LISTED ENTRIES:
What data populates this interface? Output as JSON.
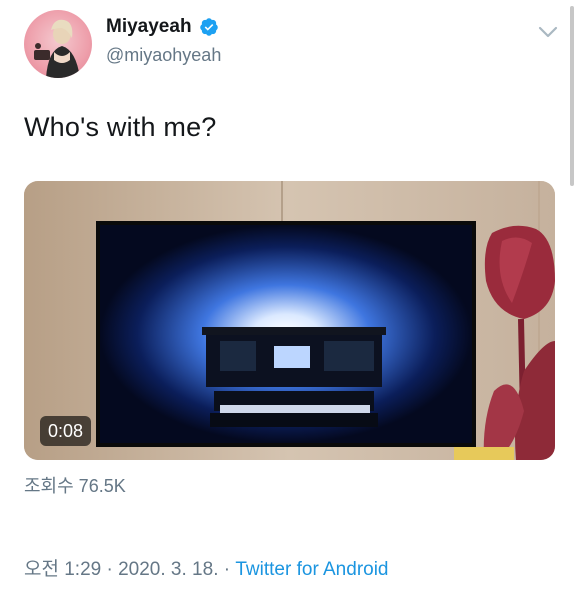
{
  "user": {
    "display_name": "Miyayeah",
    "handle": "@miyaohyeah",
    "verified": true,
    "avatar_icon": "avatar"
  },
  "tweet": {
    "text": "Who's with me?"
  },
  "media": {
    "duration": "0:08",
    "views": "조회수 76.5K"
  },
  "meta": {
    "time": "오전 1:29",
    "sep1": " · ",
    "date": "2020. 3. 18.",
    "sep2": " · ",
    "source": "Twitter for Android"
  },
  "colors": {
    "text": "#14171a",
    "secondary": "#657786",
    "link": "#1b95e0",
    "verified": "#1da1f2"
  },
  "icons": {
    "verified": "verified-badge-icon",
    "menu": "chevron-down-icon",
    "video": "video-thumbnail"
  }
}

WRITTEN PROBLEM:
Images do not belong in the copy; reproduce all other parts of the records above verbatim.

THE RESULT:
What data populates this interface? Output as JSON.
{
  "user": {
    "display_name": "Miyayeah",
    "handle": "@miyaohyeah",
    "verified": true,
    "avatar_icon": "avatar"
  },
  "tweet": {
    "text": "Who's with me?"
  },
  "media": {
    "duration": "0:08",
    "views": "조회수 76.5K"
  },
  "meta": {
    "time": "오전 1:29",
    "sep1": " · ",
    "date": "2020. 3. 18.",
    "sep2": " · ",
    "source": "Twitter for Android"
  },
  "colors": {
    "text": "#14171a",
    "secondary": "#657786",
    "link": "#1b95e0",
    "verified": "#1da1f2"
  },
  "icons": {
    "verified": "verified-badge-icon",
    "menu": "chevron-down-icon",
    "video": "video-thumbnail"
  }
}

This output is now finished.